▶ THE TASK: Your answer should be the complete data, copied exactly.

Excerpts from a transcription dataset:
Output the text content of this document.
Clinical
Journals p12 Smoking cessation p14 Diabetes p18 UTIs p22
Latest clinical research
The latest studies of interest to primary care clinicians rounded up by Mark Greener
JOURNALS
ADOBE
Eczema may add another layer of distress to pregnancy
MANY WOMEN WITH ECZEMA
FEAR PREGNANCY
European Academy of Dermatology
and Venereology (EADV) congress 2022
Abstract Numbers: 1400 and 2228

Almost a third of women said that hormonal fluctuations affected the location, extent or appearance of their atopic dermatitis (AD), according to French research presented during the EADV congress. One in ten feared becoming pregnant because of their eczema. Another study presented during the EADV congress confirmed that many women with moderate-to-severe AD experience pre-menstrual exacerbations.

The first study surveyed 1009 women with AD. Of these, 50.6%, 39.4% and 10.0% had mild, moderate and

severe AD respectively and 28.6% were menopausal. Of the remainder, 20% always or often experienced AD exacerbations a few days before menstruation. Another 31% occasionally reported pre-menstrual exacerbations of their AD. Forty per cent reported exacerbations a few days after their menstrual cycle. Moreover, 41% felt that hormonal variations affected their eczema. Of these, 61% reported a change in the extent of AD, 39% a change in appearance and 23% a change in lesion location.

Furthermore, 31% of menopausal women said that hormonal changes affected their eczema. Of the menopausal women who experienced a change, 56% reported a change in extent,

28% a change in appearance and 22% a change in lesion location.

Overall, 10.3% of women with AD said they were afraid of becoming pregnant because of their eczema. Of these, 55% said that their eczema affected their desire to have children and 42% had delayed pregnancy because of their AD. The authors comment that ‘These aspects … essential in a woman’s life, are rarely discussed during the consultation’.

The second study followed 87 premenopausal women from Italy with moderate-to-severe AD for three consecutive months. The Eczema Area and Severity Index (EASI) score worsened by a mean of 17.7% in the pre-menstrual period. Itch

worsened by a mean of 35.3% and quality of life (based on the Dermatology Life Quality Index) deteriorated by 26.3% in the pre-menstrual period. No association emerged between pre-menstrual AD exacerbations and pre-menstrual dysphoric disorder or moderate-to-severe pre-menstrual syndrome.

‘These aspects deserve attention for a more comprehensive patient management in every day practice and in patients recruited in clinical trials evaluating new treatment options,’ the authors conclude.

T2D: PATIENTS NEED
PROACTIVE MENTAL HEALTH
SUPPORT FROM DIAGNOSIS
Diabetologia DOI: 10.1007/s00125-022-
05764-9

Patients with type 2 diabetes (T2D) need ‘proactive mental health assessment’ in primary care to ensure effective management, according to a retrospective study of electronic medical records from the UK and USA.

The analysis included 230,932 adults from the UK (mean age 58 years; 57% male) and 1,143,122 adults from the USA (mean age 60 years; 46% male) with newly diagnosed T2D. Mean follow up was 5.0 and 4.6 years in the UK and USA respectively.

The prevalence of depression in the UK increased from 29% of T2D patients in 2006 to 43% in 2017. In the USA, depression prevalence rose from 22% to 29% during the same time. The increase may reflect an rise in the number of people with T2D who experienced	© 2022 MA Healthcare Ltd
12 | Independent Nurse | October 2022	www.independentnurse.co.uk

▶ WRITTEN RESPONSE:
Output the text content of this document.
Clinical
Journals p12 Smoking cessation p14 Diabetes p18 UTIs p22
Latest clinical research
The latest studies of interest to primary care clinicians rounded up by Mark Greener
JOURNALS
ADOBE
Eczema may add another layer of distress to pregnancy
MANY WOMEN WITH ECZEMA
FEAR PREGNANCY
European Academy of Dermatology
and Venereology (EADV) congress 2022
Abstract Numbers: 1400 and 2228

Almost a third of women said that hormonal fluctuations affected the location, extent or appearance of their atopic dermatitis (AD), according to French research presented during the EADV congress. One in ten feared becoming pregnant because of their eczema. Another study presented during the EADV congress confirmed that many women with moderate-to-severe AD experience pre-menstrual exacerbations.

The first study surveyed 1009 women with AD. Of these, 50.6%, 39.4% and 10.0% had mild, moderate and

severe AD respectively and 28.6% were menopausal. Of the remainder, 20% always or often experienced AD exacerbations a few days before menstruation. Another 31% occasionally reported pre-menstrual exacerbations of their AD. Forty per cent reported exacerbations a few days after their menstrual cycle. Moreover, 41% felt that hormonal variations affected their eczema. Of these, 61% reported a change in the extent of AD, 39% a change in appearance and 23% a change in lesion location.

Furthermore, 31% of menopausal women said that hormonal changes affected their eczema. Of the menopausal women who experienced a change, 56% reported a change in extent,

28% a change in appearance and 22% a change in lesion location.

Overall, 10.3% of women with AD said they were afraid of becoming pregnant because of their eczema. Of these, 55% said that their eczema affected their desire to have children and 42% had delayed pregnancy because of their AD. The authors comment that ‘These aspects … essential in a woman’s life, are rarely discussed during the consultation’.

The second study followed 87 premenopausal women from Italy with moderate-to-severe AD for three consecutive months. The Eczema Area and Severity Index (EASI) score worsened by a mean of 17.7% in the pre-menstrual period. Itch

worsened by a mean of 35.3% and quality of life (based on the Dermatology Life Quality Index) deteriorated by 26.3% in the pre-menstrual period. No association emerged between pre-menstrual AD exacerbations and pre-menstrual dysphoric disorder or moderate-to-severe pre-menstrual syndrome.

‘These aspects deserve attention for a more comprehensive patient management in every day practice and in patients recruited in clinical trials evaluating new treatment options,’ the authors conclude.

T2D: PATIENTS NEED
PROACTIVE MENTAL HEALTH
SUPPORT FROM DIAGNOSIS
Diabetologia DOI: 10.1007/s00125-022-
05764-9

Patients with type 2 diabetes (T2D) need ‘proactive mental health assessment’ in primary care to ensure effective management, according to a retrospective study of electronic medical records from the UK and USA.

The analysis included 230,932 adults from the UK (mean age 58 years; 57% male) and 1,143,122 adults from the USA (mean age 60 years; 46% male) with newly diagnosed T2D. Mean follow up was 5.0 and 4.6 years in the UK and USA respectively.

The prevalence of depression in the UK increased from 29% of T2D patients in 2006 to 43% in 2017. In the USA, depression prevalence rose from 22% to 29% during the same time. The increase may reflect an rise in the number of people with T2D who experienced	© 2022 MA Healthcare Ltd
12 | Independent Nurse | October 2022	www.independentnurse.co.uk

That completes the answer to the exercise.